*Exercise brief:*
Restate the data exactly as given and keep the pictures out.

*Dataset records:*
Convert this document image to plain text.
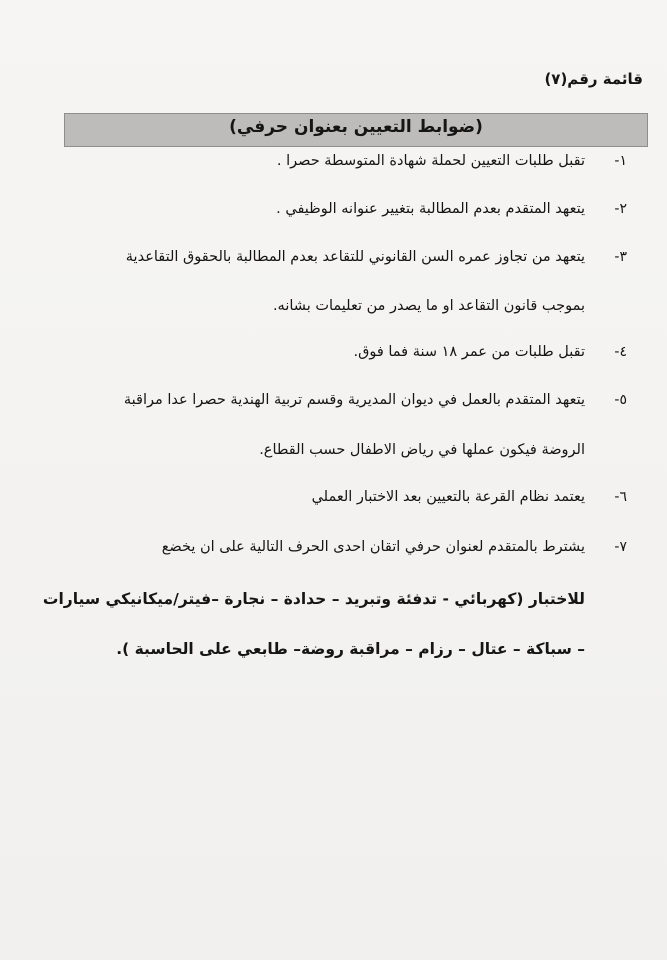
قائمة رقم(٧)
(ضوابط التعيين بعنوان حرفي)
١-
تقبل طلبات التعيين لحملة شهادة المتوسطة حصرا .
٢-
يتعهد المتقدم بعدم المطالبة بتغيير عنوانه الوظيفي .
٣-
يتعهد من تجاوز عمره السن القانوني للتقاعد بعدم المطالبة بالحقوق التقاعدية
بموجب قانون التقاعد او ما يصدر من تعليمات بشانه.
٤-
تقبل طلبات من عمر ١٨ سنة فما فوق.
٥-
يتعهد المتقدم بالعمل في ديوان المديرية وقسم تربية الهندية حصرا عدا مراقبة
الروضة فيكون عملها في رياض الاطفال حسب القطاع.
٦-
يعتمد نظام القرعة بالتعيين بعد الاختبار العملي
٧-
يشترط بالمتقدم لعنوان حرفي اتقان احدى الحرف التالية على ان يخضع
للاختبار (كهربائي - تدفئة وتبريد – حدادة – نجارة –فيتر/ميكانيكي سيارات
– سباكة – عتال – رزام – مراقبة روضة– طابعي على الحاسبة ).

*Response below:*
Convert this document image to plain text.
قائمة رقم(٧)
(ضوابط التعيين بعنوان حرفي)
١-
تقبل طلبات التعيين لحملة شهادة المتوسطة حصرا .
٢-
يتعهد المتقدم بعدم المطالبة بتغيير عنوانه الوظيفي .
٣-
يتعهد من تجاوز عمره السن القانوني للتقاعد بعدم المطالبة بالحقوق التقاعدية
بموجب قانون التقاعد او ما يصدر من تعليمات بشانه.
٤-
تقبل طلبات من عمر ١٨ سنة فما فوق.
٥-
يتعهد المتقدم بالعمل في ديوان المديرية وقسم تربية الهندية حصرا عدا مراقبة
الروضة فيكون عملها في رياض الاطفال حسب القطاع.
٦-
يعتمد نظام القرعة بالتعيين بعد الاختبار العملي
٧-
يشترط بالمتقدم لعنوان حرفي اتقان احدى الحرف التالية على ان يخضع
للاختبار (كهربائي - تدفئة وتبريد – حدادة – نجارة –فيتر/ميكانيكي سيارات
– سباكة – عتال – رزام – مراقبة روضة– طابعي على الحاسبة ).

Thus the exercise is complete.